### [The task]
Wherever the string "this" appears, copy the whole line.

= = = = =

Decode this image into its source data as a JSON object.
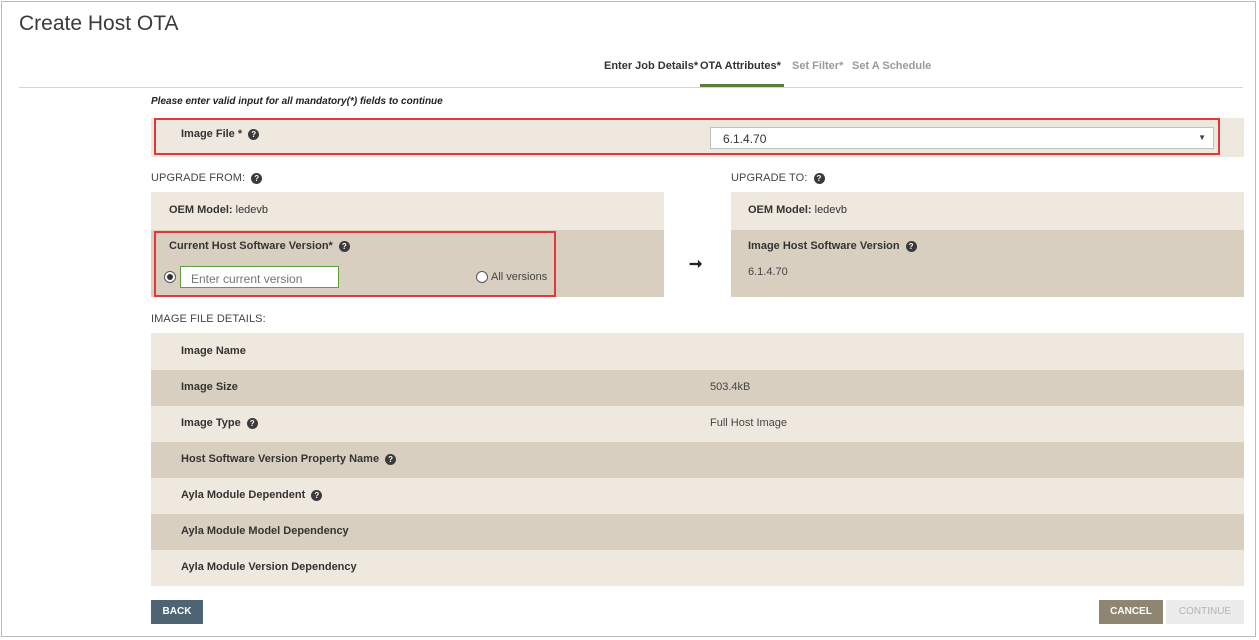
{
  "page": {
    "title": "Create Host OTA"
  },
  "steps": [
    {
      "label": "Enter Job Details*",
      "state": "done"
    },
    {
      "label": "OTA Attributes*",
      "state": "active"
    },
    {
      "label": "Set Filter*",
      "state": "inactive"
    },
    {
      "label": "Set A Schedule",
      "state": "inactive"
    }
  ],
  "notice": "Please enter valid input for all mandatory(*) fields to continue",
  "image_file": {
    "label": "Image File *",
    "selected": "6.1.4.70"
  },
  "upgrade_from": {
    "heading": "UPGRADE FROM:",
    "oem_label": "OEM Model:",
    "oem_value": "ledevb",
    "version_label": "Current Host Software Version*",
    "version_placeholder": "Enter current version",
    "all_versions_label": "All versions"
  },
  "upgrade_to": {
    "heading": "UPGRADE TO:",
    "oem_label": "OEM Model:",
    "oem_value": "ledevb",
    "version_label": "Image Host Software Version",
    "version_value": "6.1.4.70"
  },
  "details": {
    "heading": "IMAGE FILE DETAILS:",
    "rows": [
      {
        "label": "Image Name",
        "value": "",
        "help": false
      },
      {
        "label": "Image Size",
        "value": "503.4kB",
        "help": false
      },
      {
        "label": "Image Type",
        "value": "Full Host Image",
        "help": true
      },
      {
        "label": "Host Software Version Property Name",
        "value": "",
        "help": true
      },
      {
        "label": "Ayla Module Dependent",
        "value": "",
        "help": true
      },
      {
        "label": "Ayla Module Model Dependency",
        "value": "",
        "help": false
      },
      {
        "label": "Ayla Module Version Dependency",
        "value": "",
        "help": false
      }
    ]
  },
  "buttons": {
    "back": "BACK",
    "cancel": "CANCEL",
    "continue": "CONTINUE"
  },
  "colors": {
    "accent": "#5c7d3c",
    "highlight": "#e2383a",
    "band_light": "#efe8df",
    "band_dark": "#d8cfc1"
  }
}
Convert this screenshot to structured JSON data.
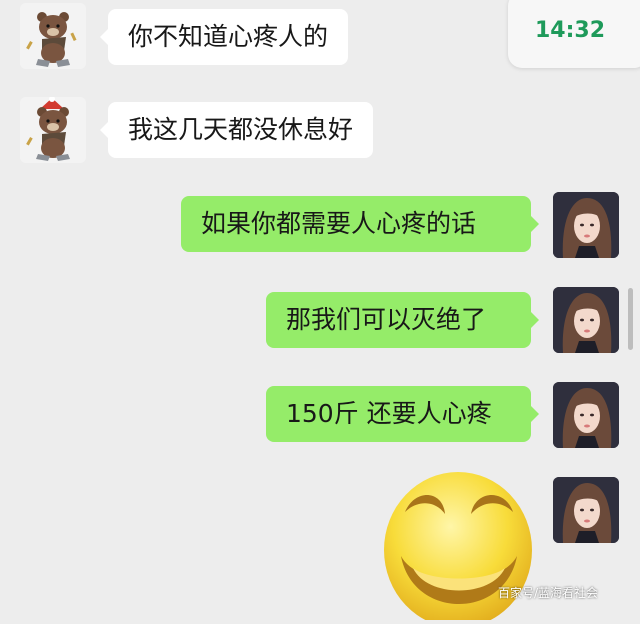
{
  "status": {
    "time": "14:32"
  },
  "messages": [
    {
      "side": "in",
      "avatar": "bear-avatar",
      "text": "你不知道心疼人的"
    },
    {
      "side": "in",
      "avatar": "bear-avatar",
      "text": "我这几天都没休息好"
    },
    {
      "side": "out",
      "avatar": "girl-avatar",
      "text": "如果你都需要人心疼的话"
    },
    {
      "side": "out",
      "avatar": "girl-avatar",
      "text": "那我们可以灭绝了"
    },
    {
      "side": "out",
      "avatar": "girl-avatar",
      "text": "150斤 还要人心疼"
    },
    {
      "side": "out",
      "avatar": "girl-avatar",
      "sticker": "grinning-face-sticker"
    }
  ],
  "watermark": "百家号/蓝海看社会",
  "colors": {
    "incoming_bubble": "#ffffff",
    "outgoing_bubble": "#95ec69",
    "background": "#ededed",
    "clock_green": "#1e9a5a"
  }
}
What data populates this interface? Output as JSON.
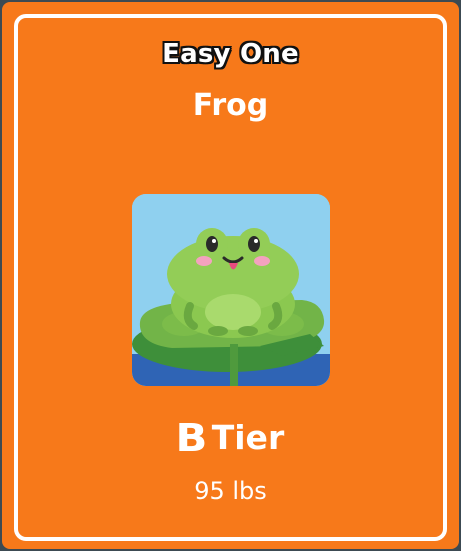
{
  "card": {
    "subtitle": "Easy One",
    "title": "Frog",
    "image_icon": "frog-on-lily-pad-icon",
    "tier": {
      "letter": "B",
      "label": "Tier"
    },
    "weight": "95 lbs"
  },
  "colors": {
    "card_background": "#f7791a",
    "card_border": "#ffffff",
    "text": "#ffffff",
    "subtitle_outline": "#111111"
  }
}
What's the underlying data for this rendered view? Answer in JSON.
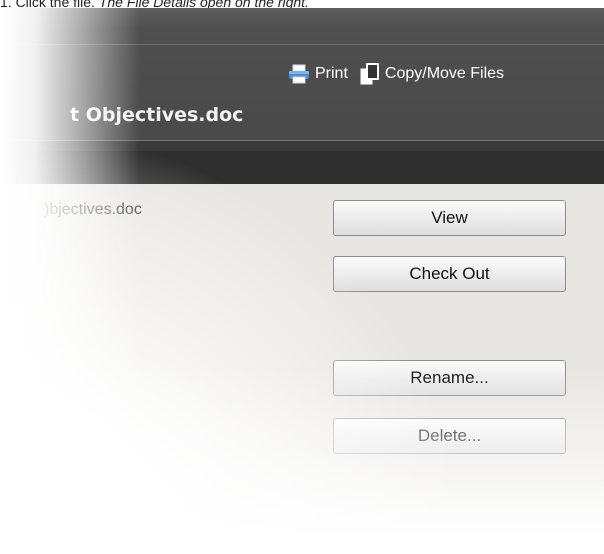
{
  "instruction": {
    "prefix": "1. Click the file. ",
    "italic": "The File Details open on the right."
  },
  "toolbar": {
    "print_label": "Print",
    "copy_move_label": "Copy/Move Files",
    "print_icon": "printer-icon",
    "copy_icon": "copy-icon"
  },
  "file": {
    "title": "t Objectives.doc",
    "name": ")bjectives.doc"
  },
  "actions": {
    "view": "View",
    "check_out": "Check Out",
    "rename": "Rename...",
    "delete": "Delete..."
  },
  "colors": {
    "header_bg": "#474747",
    "panel_bg": "#e8e6e3",
    "button_border": "#8f8f8f"
  }
}
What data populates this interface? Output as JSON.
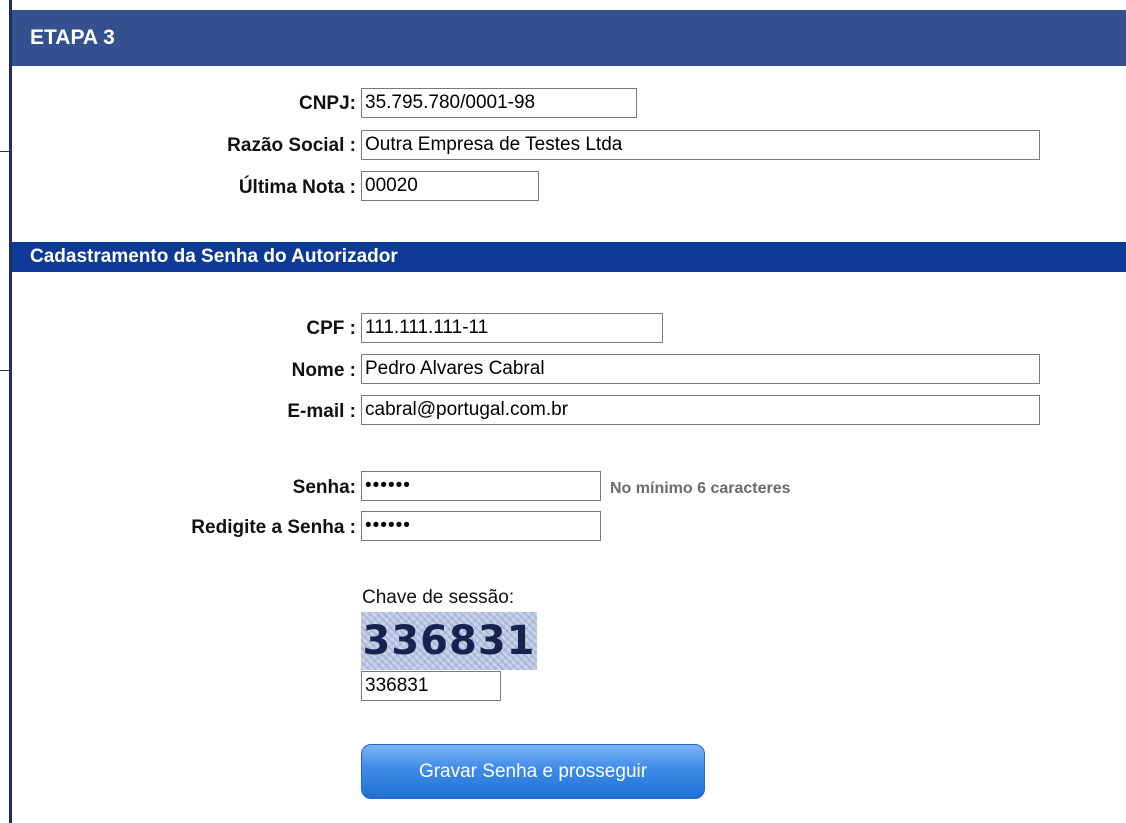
{
  "stage": {
    "title": "ETAPA 3"
  },
  "company": {
    "cnpj_label": "CNPJ:",
    "cnpj_value": "35.795.780/0001-98",
    "razao_label": "Razão Social :",
    "razao_value": "Outra Empresa de Testes Ltda",
    "ultima_nota_label": "Última Nota :",
    "ultima_nota_value": "00020"
  },
  "section": {
    "title": "Cadastramento da Senha do Autorizador"
  },
  "authorizer": {
    "cpf_label": "CPF :",
    "cpf_value": "111.111.111-11",
    "nome_label": "Nome :",
    "nome_value": "Pedro Alvares Cabral",
    "email_label": "E-mail :",
    "email_value": "cabral@portugal.com.br",
    "senha_label": "Senha:",
    "senha_value": "••••••",
    "senha_hint": "No mínimo 6 caracteres",
    "redigite_label": "Redigite a Senha :",
    "redigite_value": "••••••"
  },
  "captcha": {
    "label": "Chave de sessão:",
    "image_text": "336831",
    "input_value": "336831"
  },
  "actions": {
    "submit_label": "Gravar Senha e prosseguir"
  },
  "colors": {
    "header_bg": "#34508e",
    "section_bg": "#0d3a96",
    "button_bg": "#3f8be6"
  }
}
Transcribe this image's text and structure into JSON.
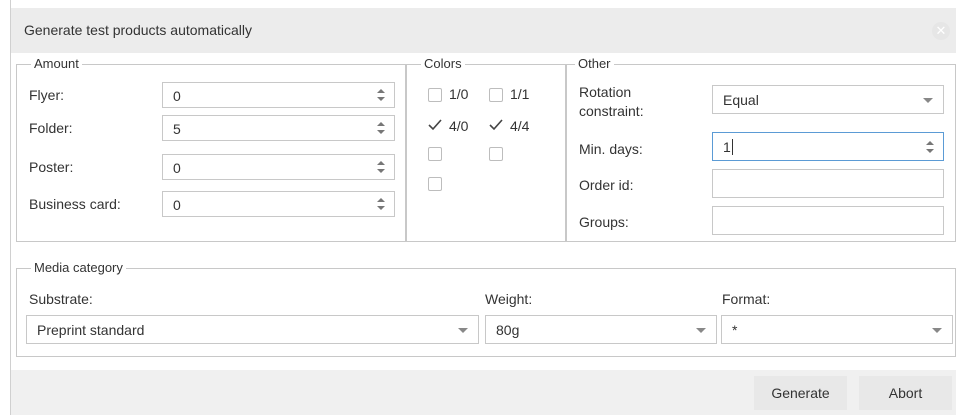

= = = = =

### [Task output]
Decode this image into its source data as a JSON object.
Convert this screenshot to structured JSON data.
What data populates this interface? Output as JSON.
What's the underlying data for this rendered view? Answer in JSON.
What data populates this interface? Output as JSON.
Transcribe this image's text and structure into JSON.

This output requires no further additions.